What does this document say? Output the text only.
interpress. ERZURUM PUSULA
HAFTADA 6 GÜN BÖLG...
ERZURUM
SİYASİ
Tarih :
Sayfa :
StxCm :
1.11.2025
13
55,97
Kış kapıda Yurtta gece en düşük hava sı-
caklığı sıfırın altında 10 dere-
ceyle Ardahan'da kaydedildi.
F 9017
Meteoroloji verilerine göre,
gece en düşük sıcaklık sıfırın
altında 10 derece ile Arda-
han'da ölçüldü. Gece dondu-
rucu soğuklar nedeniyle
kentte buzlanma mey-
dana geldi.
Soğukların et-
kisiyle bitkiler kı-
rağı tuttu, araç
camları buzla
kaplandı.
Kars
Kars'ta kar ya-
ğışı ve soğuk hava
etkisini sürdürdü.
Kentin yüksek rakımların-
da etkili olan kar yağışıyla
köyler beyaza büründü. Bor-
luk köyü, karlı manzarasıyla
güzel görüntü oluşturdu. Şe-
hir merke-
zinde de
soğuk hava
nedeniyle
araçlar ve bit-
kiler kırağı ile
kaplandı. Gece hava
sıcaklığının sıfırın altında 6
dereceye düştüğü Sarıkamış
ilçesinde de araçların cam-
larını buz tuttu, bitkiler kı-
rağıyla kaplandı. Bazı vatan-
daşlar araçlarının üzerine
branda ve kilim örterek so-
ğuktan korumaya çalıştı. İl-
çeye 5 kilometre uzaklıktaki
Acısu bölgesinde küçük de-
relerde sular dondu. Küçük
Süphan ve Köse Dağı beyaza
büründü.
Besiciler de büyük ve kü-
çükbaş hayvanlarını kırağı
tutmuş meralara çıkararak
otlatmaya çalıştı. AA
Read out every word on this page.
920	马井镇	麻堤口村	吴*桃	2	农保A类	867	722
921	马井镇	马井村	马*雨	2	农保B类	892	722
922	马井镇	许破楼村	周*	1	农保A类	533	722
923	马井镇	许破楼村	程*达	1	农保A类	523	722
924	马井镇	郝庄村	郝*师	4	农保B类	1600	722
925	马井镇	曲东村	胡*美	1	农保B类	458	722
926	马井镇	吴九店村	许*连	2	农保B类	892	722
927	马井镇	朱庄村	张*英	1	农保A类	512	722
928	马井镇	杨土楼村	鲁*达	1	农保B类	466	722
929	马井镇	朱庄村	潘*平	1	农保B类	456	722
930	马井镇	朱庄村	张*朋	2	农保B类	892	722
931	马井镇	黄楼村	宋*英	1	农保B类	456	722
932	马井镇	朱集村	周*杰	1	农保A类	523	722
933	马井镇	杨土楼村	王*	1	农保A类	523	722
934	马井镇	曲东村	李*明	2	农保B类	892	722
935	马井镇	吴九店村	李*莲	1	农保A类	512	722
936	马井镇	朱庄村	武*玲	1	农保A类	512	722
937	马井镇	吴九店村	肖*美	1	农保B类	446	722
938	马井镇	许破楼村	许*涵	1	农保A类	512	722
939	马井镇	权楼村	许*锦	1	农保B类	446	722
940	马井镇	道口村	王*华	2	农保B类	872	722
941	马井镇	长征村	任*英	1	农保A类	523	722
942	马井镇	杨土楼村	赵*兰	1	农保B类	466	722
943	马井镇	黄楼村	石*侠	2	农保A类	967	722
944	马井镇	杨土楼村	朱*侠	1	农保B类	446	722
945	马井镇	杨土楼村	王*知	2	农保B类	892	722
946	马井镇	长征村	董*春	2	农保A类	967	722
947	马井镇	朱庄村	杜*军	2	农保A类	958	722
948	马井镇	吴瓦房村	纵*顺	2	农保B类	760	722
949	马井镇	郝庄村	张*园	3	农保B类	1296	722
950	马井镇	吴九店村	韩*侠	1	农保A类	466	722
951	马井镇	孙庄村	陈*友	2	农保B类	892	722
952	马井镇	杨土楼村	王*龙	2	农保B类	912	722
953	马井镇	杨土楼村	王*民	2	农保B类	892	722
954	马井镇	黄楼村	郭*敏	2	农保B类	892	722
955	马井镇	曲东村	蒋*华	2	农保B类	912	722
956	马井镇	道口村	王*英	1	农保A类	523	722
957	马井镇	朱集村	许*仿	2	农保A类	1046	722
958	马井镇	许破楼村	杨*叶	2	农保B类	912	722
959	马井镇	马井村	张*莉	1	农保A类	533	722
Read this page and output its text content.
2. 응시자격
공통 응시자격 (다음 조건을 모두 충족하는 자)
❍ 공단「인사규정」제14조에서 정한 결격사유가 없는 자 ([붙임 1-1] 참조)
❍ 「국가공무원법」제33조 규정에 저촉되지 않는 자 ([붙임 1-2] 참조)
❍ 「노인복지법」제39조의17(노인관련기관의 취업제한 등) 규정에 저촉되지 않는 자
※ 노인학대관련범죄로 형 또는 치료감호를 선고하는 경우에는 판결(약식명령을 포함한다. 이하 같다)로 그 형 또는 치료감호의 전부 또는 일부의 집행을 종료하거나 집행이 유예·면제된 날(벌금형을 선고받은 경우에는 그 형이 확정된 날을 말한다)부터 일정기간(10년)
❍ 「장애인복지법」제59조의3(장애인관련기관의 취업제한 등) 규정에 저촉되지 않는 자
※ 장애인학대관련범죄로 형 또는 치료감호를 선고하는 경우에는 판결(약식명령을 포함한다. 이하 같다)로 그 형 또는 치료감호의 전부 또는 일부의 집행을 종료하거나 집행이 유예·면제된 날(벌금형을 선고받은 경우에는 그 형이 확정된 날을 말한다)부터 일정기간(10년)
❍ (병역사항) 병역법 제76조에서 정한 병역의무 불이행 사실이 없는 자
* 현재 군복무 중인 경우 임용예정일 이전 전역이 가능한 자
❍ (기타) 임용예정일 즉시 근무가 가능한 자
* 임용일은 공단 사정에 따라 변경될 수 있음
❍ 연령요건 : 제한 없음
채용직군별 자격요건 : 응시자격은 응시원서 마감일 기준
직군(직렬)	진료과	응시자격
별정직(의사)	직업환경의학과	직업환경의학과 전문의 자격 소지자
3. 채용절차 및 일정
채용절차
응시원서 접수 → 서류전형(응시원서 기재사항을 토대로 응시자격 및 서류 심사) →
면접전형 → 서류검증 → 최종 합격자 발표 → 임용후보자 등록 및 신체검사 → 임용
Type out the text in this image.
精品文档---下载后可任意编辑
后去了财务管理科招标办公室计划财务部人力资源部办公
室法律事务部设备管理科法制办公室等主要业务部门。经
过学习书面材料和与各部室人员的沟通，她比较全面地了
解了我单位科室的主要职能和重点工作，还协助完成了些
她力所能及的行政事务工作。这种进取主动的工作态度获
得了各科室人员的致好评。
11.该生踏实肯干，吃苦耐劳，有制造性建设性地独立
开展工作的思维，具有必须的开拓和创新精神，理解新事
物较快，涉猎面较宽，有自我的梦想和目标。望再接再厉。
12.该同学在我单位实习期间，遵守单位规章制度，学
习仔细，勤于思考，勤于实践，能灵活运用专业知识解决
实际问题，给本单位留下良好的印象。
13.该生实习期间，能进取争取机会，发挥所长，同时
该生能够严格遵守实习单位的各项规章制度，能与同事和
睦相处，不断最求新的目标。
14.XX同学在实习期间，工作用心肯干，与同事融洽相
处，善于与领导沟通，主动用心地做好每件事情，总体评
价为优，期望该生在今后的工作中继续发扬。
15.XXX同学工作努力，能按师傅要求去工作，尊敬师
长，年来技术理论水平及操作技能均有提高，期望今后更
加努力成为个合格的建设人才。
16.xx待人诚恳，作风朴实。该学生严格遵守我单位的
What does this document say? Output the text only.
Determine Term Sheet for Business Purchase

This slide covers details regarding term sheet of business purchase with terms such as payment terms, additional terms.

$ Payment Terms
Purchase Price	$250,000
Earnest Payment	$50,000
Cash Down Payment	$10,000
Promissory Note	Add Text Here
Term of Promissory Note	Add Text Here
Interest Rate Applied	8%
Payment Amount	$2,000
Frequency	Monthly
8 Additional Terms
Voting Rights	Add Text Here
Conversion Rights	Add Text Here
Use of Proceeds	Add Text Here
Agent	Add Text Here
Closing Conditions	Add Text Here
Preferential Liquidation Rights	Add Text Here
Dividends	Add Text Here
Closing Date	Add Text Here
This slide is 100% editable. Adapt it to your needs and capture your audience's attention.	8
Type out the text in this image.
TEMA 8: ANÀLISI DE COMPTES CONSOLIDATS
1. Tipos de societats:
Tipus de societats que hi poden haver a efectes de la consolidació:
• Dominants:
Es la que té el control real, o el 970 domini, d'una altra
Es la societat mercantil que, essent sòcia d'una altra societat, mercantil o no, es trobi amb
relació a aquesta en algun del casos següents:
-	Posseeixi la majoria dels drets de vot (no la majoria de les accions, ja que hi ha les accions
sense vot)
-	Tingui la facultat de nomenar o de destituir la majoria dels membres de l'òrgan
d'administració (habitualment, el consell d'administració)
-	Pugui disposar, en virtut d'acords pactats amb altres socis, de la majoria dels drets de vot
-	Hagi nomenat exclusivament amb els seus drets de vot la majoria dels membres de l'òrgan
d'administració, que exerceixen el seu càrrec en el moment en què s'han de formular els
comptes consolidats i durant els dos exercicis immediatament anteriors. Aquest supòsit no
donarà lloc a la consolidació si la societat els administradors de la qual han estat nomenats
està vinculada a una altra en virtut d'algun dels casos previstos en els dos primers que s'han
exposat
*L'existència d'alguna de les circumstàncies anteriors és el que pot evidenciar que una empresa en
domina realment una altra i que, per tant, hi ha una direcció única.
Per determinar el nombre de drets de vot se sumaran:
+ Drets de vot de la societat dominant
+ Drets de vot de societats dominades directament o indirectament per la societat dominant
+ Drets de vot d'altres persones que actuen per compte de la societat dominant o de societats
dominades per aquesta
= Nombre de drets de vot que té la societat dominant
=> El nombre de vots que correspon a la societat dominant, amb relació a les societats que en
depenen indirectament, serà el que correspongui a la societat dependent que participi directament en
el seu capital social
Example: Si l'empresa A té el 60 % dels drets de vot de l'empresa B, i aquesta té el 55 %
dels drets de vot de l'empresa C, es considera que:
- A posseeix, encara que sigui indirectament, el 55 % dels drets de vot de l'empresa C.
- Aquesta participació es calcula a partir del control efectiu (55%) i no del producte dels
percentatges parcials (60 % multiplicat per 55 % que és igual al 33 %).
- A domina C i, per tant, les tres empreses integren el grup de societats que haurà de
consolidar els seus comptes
++++++
▶ _TASK STATEMENT_
Where a line in the material contains "altra", copy that line.

▶ _RESPONSE TO THE TASK_
Es la que té el control real, o el 970 domini, d'una altra
Es la societat mercantil que, essent sòcia d'una altra societat, mercantil o no, es trobi amb
està vinculada a una altra en virtut d'algun dels casos previstos en els dos primers que s'han
domina realment una altra i que, per tant, hi ha una direcció única.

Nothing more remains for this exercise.